Transcribe the records that follow exactly. Skip the pictures.

-- Start --

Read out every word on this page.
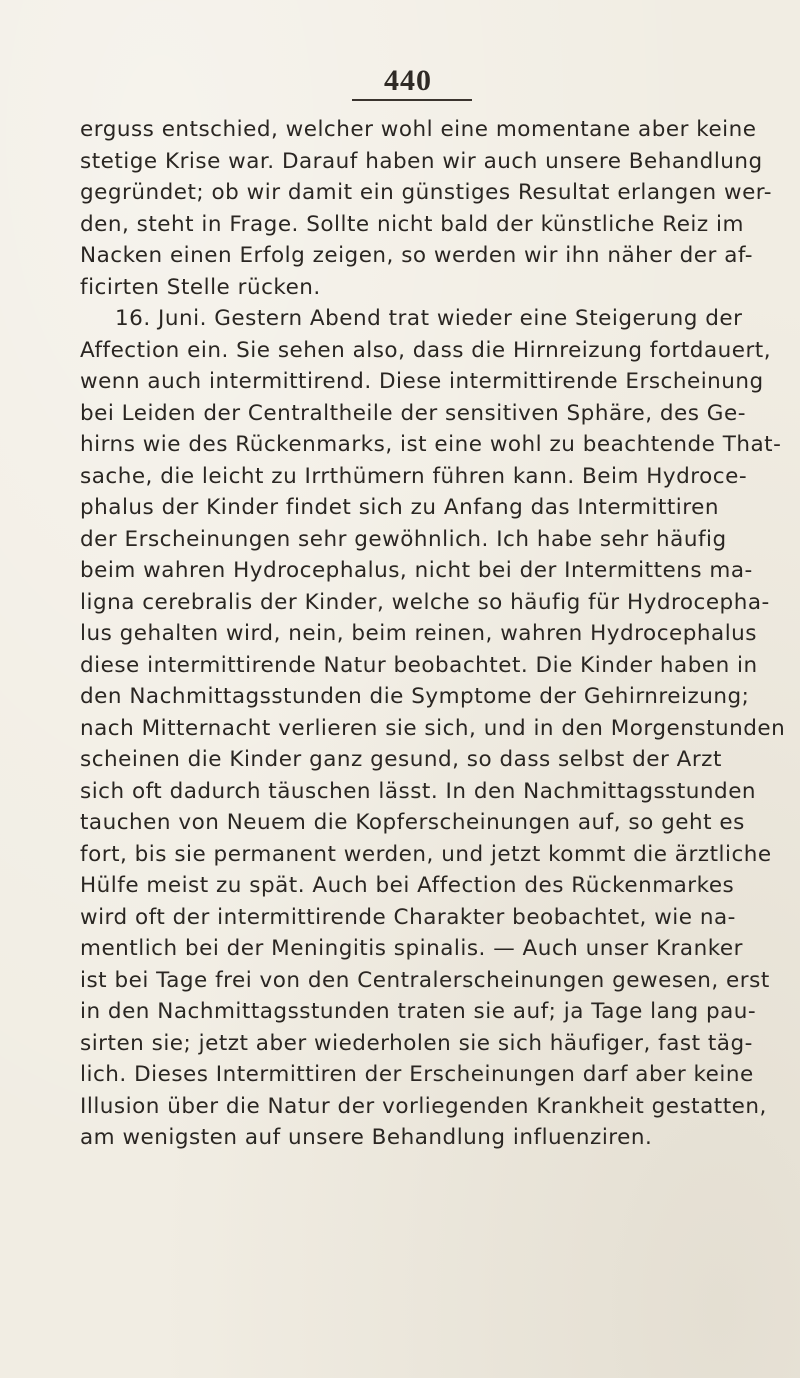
440
erguss entschied, welcher wohl eine momentane aber keine
stetige Krise war. Darauf haben wir auch unsere Behandlung
gegründet; ob wir damit ein günstiges Resultat erlangen wer-
den, steht in Frage. Sollte nicht bald der künstliche Reiz im
Nacken einen Erfolg zeigen, so werden wir ihn näher der af-
ficirten Stelle rücken.
16. Juni. Gestern Abend trat wieder eine Steigerung der
Affection ein. Sie sehen also, dass die Hirnreizung fortdauert,
wenn auch intermittirend. Diese intermittirende Erscheinung
bei Leiden der Centraltheile der sensitiven Sphäre, des Ge-
hirns wie des Rückenmarks, ist eine wohl zu beachtende That-
sache, die leicht zu Irrthümern führen kann. Beim Hydroce-
phalus der Kinder findet sich zu Anfang das Intermittiren
der Erscheinungen sehr gewöhnlich. Ich habe sehr häufig
beim wahren Hydrocephalus, nicht bei der Intermittens ma-
ligna cerebralis der Kinder, welche so häufig für Hydrocepha-
lus gehalten wird, nein, beim reinen, wahren Hydrocephalus
diese intermittirende Natur beobachtet. Die Kinder haben in
den Nachmittagsstunden die Symptome der Gehirnreizung;
nach Mitternacht verlieren sie sich, und in den Morgenstunden
scheinen die Kinder ganz gesund, so dass selbst der Arzt
sich oft dadurch täuschen lässt. In den Nachmittagsstunden
tauchen von Neuem die Kopferscheinungen auf, so geht es
fort, bis sie permanent werden, und jetzt kommt die ärztliche
Hülfe meist zu spät. Auch bei Affection des Rückenmarkes
wird oft der intermittirende Charakter beobachtet, wie na-
mentlich bei der Meningitis spinalis. — Auch unser Kranker
ist bei Tage frei von den Centralerscheinungen gewesen, erst
in den Nachmittagsstunden traten sie auf; ja Tage lang pau-
sirten sie; jetzt aber wiederholen sie sich häufiger, fast täg-
lich. Dieses Intermittiren der Erscheinungen darf aber keine
Illusion über die Natur der vorliegenden Krankheit gestatten,
am wenigsten auf unsere Behandlung influenziren.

-- End --

> _Task output_
Read out every word on this page.
440
erguss entschied, welcher wohl eine momentane aber keine
stetige Krise war. Darauf haben wir auch unsere Behandlung
gegründet; ob wir damit ein günstiges Resultat erlangen wer-
den, steht in Frage. Sollte nicht bald der künstliche Reiz im
Nacken einen Erfolg zeigen, so werden wir ihn näher der af-
ficirten Stelle rücken.
16. Juni. Gestern Abend trat wieder eine Steigerung der
Affection ein. Sie sehen also, dass die Hirnreizung fortdauert,
wenn auch intermittirend. Diese intermittirende Erscheinung
bei Leiden der Centraltheile der sensitiven Sphäre, des Ge-
hirns wie des Rückenmarks, ist eine wohl zu beachtende That-
sache, die leicht zu Irrthümern führen kann. Beim Hydroce-
phalus der Kinder findet sich zu Anfang das Intermittiren
der Erscheinungen sehr gewöhnlich. Ich habe sehr häufig
beim wahren Hydrocephalus, nicht bei der Intermittens ma-
ligna cerebralis der Kinder, welche so häufig für Hydrocepha-
lus gehalten wird, nein, beim reinen, wahren Hydrocephalus
diese intermittirende Natur beobachtet. Die Kinder haben in
den Nachmittagsstunden die Symptome der Gehirnreizung;
nach Mitternacht verlieren sie sich, und in den Morgenstunden
scheinen die Kinder ganz gesund, so dass selbst der Arzt
sich oft dadurch täuschen lässt. In den Nachmittagsstunden
tauchen von Neuem die Kopferscheinungen auf, so geht es
fort, bis sie permanent werden, und jetzt kommt die ärztliche
Hülfe meist zu spät. Auch bei Affection des Rückenmarkes
wird oft der intermittirende Charakter beobachtet, wie na-
mentlich bei der Meningitis spinalis. — Auch unser Kranker
ist bei Tage frei von den Centralerscheinungen gewesen, erst
in den Nachmittagsstunden traten sie auf; ja Tage lang pau-
sirten sie; jetzt aber wiederholen sie sich häufiger, fast täg-
lich. Dieses Intermittiren der Erscheinungen darf aber keine
Illusion über die Natur der vorliegenden Krankheit gestatten,
am wenigsten auf unsere Behandlung influenziren.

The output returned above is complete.